[Extracted data entries]
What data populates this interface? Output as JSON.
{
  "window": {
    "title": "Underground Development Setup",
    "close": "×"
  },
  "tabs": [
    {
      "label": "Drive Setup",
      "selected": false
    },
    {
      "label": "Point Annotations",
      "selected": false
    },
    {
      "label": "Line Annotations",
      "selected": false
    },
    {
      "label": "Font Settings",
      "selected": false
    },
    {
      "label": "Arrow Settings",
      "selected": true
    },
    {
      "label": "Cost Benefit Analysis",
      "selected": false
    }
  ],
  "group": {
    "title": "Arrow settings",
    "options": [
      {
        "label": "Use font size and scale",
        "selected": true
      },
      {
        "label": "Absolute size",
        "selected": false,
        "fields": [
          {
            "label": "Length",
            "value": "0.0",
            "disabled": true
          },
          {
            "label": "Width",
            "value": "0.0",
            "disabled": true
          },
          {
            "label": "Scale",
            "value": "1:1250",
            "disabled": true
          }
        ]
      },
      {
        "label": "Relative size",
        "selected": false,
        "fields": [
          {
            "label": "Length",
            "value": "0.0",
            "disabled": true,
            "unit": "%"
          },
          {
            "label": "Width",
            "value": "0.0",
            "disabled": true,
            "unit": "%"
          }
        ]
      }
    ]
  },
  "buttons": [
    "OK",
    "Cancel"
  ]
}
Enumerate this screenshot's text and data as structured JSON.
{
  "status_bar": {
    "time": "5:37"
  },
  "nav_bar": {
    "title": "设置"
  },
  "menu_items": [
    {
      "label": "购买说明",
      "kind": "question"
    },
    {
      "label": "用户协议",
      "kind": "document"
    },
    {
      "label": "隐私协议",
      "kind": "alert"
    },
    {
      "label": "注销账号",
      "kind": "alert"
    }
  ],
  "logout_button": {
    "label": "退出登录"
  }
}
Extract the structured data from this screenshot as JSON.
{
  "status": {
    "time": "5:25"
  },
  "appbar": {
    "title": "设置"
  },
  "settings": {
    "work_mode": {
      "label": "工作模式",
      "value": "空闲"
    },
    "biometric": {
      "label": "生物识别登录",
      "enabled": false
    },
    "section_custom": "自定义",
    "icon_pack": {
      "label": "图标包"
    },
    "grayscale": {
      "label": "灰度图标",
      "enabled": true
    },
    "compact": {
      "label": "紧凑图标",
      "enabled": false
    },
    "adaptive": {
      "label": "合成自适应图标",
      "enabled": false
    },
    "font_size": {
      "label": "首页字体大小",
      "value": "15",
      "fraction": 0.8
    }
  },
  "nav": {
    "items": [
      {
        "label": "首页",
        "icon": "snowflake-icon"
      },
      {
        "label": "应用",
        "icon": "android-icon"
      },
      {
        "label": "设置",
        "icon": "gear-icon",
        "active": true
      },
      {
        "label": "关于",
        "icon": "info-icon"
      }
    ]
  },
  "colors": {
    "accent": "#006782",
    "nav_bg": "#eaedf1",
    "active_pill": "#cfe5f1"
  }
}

What is needed: Determine how many lines in the listing above hold the word "Setup", answering with the number only.

Solution for this task: 2